### TASK GOAL:
Copy out the lines that include the word "Dollar".

### SUPPLIED ENTRIES:
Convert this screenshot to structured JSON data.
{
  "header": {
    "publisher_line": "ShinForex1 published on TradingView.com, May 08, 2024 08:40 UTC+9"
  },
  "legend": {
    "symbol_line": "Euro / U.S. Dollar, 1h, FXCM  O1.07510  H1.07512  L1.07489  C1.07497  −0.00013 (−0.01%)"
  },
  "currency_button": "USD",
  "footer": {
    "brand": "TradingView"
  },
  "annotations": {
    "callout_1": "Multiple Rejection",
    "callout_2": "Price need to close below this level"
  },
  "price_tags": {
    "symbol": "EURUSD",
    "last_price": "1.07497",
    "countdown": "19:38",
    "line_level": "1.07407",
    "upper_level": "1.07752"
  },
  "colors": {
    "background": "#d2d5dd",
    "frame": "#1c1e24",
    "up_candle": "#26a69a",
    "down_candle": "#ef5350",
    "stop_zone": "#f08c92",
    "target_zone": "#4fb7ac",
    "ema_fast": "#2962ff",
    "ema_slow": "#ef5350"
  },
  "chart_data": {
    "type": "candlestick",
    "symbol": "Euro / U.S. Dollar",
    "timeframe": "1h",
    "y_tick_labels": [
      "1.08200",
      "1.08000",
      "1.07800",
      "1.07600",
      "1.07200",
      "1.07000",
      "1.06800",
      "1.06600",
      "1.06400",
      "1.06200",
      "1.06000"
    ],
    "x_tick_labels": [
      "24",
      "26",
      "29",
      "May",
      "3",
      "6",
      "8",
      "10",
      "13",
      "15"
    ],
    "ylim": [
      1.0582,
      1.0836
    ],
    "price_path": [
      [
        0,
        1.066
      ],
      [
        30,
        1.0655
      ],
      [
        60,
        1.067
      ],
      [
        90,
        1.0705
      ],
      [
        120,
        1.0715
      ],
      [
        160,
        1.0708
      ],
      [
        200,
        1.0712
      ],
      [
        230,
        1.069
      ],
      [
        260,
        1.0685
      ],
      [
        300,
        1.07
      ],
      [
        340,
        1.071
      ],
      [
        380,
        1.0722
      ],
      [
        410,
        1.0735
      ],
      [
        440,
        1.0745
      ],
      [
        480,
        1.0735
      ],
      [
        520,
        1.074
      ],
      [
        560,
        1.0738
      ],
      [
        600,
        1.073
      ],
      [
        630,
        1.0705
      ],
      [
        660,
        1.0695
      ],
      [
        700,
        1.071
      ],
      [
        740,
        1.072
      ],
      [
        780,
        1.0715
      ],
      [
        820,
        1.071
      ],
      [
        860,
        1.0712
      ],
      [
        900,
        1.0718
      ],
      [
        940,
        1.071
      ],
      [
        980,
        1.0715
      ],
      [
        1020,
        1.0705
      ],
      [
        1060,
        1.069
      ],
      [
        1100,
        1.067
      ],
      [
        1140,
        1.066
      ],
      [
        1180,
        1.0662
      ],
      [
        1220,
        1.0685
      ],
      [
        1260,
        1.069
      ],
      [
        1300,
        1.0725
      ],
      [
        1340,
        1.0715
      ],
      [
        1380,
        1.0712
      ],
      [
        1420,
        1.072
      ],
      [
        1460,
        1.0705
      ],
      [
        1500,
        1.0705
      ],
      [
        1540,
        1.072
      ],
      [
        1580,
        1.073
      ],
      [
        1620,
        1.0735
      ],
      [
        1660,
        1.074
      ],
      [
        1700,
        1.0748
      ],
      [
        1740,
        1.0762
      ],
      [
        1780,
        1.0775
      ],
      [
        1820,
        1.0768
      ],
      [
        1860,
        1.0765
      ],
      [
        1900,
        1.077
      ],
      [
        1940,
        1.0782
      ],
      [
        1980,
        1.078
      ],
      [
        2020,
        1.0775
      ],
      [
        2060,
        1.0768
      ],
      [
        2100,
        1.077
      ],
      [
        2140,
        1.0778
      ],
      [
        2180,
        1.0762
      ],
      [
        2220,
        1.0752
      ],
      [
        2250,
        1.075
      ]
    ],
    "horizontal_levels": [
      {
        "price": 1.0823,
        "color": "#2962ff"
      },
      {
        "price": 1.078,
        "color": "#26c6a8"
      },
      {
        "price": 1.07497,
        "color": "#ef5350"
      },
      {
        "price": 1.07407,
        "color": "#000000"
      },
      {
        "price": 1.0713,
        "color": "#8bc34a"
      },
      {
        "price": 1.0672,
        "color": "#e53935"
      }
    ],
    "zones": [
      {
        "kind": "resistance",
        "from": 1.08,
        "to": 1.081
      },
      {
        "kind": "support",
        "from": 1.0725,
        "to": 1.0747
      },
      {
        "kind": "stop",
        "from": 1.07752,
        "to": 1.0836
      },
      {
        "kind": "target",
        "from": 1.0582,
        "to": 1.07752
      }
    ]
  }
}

### FINAL RESULT:
    "symbol_line": "Euro / U.S. Dollar, 1h, FXCM  O1.07510  H1.07512  L1.07489  C1.07497  −0.00013 (−0.01%)"
    "symbol": "Euro / U.S. Dollar",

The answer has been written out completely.